(Document structure recognition data)
- - - - -

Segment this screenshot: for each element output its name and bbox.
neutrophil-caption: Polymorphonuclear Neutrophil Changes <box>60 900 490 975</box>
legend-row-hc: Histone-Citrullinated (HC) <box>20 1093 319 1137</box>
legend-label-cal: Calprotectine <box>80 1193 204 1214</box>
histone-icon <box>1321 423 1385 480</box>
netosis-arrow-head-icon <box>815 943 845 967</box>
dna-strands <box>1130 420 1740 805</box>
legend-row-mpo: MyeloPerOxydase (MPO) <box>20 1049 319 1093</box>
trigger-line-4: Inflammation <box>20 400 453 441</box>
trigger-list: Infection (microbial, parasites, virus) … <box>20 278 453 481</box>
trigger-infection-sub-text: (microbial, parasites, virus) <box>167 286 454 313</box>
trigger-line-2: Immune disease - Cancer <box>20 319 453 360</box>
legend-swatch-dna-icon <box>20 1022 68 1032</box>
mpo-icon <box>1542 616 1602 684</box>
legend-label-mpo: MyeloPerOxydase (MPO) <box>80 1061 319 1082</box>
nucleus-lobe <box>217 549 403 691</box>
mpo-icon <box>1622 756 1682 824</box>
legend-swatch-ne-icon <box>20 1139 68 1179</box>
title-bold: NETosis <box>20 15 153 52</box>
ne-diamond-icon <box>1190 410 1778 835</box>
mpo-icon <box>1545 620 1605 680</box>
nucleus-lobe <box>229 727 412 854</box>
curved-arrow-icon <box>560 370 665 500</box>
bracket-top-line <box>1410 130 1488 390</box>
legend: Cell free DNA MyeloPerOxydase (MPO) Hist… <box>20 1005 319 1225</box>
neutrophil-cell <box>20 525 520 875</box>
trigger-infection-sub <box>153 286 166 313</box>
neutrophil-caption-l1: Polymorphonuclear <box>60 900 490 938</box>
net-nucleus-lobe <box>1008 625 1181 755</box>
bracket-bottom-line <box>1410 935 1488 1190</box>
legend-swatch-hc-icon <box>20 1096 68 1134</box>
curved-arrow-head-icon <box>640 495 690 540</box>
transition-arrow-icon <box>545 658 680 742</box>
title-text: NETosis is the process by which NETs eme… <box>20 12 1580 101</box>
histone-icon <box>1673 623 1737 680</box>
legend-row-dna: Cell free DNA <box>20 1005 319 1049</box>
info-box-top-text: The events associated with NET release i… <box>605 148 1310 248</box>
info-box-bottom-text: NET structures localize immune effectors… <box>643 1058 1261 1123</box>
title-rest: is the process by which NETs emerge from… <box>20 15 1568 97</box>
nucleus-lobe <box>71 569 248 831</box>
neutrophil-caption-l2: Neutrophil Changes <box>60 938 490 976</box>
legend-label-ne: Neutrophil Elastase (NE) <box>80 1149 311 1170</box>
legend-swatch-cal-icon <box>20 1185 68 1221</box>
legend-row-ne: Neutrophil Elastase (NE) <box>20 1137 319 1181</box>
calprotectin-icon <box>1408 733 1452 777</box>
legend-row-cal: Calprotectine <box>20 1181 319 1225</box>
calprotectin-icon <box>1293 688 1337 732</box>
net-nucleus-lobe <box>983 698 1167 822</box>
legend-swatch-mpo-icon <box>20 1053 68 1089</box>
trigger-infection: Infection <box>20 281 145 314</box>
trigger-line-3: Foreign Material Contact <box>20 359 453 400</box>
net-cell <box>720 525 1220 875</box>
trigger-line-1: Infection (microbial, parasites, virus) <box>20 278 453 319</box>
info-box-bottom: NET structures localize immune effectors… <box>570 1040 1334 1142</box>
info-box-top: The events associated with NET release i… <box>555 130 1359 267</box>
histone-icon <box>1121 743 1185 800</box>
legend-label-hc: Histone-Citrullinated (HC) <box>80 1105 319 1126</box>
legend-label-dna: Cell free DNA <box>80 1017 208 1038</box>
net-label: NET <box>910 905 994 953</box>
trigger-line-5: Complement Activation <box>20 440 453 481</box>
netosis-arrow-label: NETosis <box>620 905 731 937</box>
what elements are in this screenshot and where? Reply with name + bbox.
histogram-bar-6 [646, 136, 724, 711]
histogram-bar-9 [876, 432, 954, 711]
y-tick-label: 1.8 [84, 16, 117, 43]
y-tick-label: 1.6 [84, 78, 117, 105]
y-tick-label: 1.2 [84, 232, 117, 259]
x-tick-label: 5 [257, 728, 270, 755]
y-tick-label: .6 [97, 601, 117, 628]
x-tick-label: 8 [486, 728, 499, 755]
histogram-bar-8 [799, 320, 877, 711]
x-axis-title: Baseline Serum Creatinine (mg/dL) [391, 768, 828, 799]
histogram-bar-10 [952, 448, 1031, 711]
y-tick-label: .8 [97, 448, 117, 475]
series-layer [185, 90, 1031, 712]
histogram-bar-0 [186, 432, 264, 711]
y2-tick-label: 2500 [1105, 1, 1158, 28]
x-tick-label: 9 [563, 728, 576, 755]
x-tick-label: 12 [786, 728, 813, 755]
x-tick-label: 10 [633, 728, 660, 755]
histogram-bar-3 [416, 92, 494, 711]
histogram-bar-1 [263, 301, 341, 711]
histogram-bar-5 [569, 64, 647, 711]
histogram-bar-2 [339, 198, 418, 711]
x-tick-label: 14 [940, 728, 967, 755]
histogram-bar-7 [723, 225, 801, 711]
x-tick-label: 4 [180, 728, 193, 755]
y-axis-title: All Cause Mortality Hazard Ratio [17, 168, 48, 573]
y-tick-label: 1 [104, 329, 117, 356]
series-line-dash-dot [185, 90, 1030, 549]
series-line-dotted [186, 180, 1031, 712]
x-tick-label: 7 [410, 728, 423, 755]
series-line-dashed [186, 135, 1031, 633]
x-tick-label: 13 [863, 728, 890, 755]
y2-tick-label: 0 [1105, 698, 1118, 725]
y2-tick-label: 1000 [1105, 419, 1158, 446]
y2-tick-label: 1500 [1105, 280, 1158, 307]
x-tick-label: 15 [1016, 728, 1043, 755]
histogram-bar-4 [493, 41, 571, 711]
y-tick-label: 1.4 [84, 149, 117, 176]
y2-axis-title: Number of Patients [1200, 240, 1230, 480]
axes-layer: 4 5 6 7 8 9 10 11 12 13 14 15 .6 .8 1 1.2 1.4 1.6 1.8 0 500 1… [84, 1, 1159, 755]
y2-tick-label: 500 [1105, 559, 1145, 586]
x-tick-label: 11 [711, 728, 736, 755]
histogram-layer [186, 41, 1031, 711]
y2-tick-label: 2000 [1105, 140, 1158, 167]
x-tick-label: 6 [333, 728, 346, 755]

- - - - -

PROBLEM
Apply a filter for "which" to the entries and show each line that passes.

SOLUTION TO THE EXERCISE
title-text: NETosis is the process by which NETs eme… <box>20 12 1580 101</box>
title-rest: is the process by which NETs emerge from… <box>20 15 1568 97</box>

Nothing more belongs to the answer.